**Saved data entries:**
=======

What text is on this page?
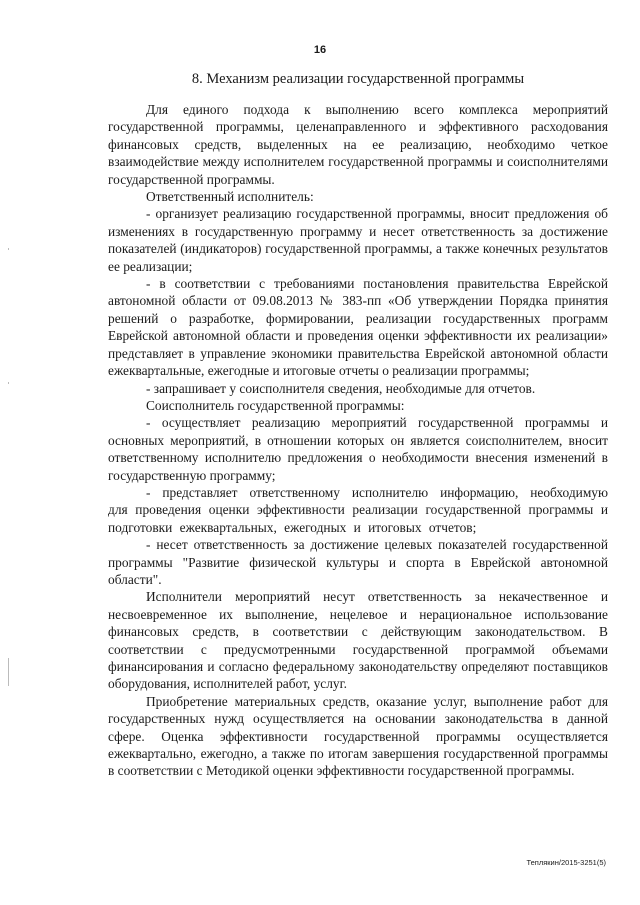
16
8. Механизм реализации государственной программы

Для единого подхода к выполнению всего комплекса мероприятий государственной программы, целенаправленного и эффективного расходования финансовых средств, выделенных на ее реализацию, необходимо четкое взаимодействие между исполнителем государственной программы и соисполнителями государственной программы.

Ответственный исполнитель:

- организует реализацию государственной программы, вносит предложения об изменениях в государственную программу и несет ответственность за достижение показателей (индикаторов) государственной программы, а также конечных результатов ее реализации;

- в соответствии с требованиями постановления правительства Еврейской автономной области от 09.08.2013 № 383-пп «Об утверждении Порядка принятия решений о разработке, формировании, реализации государственных программ Еврейской автономной области и проведения оценки эффективности их реализации» представляет в управление экономики правительства Еврейской автономной области ежеквартальные, ежегодные и итоговые отчеты о реализации программы;

- запрашивает у соисполнителя сведения, необходимые для отчетов.

Соисполнитель государственной программы:

- осуществляет реализацию мероприятий государственной программы и основных мероприятий, в отношении которых он является соисполнителем, вносит ответственному исполнителю предложения о необходимости внесения изменений в государственную программу;

- представляет ответственному исполнителю информацию, необходимую для проведения оценки эффективности реализации государственной программы и подготовки ежеквартальных, ежегодных и итоговых отчетов;

- несет ответственность за достижение целевых показателей государственной программы "Развитие физической культуры и спорта в Еврейской автономной области".

Исполнители мероприятий несут ответственность за некачественное и несвоевременное их выполнение, нецелевое и нерациональное использование финансовых средств, в соответствии с действующим законодательством. В соответствии с предусмотренными государственной программой объемами финансирования и согласно федеральному законодательству определяют поставщиков оборудования, исполнителей работ, услуг.

Приобретение материальных средств, оказание услуг, выполнение работ для государственных нужд осуществляется на основании законодательства в данной сфере. Оценка эффективности государственной программы осуществляется ежеквартально, ежегодно, а также по итогам завершения государственной программы в соответствии с Методикой оценки эффективности государственной программы.

Теплякин/2015-3251(5)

=======

**INSTRUCTION:** Return every line containing "показателей".

**RESULT:**
- организует реализацию государственной программы, вносит предложения об изменениях в государственную программу и несет ответственность за достижение показателей (индикаторов) государственной программы, а также конечных результатов ее реализации;
- несет ответственность за достижение целевых показателей государственной программы "Развитие физической культуры и спорта в Еврейской автономной области".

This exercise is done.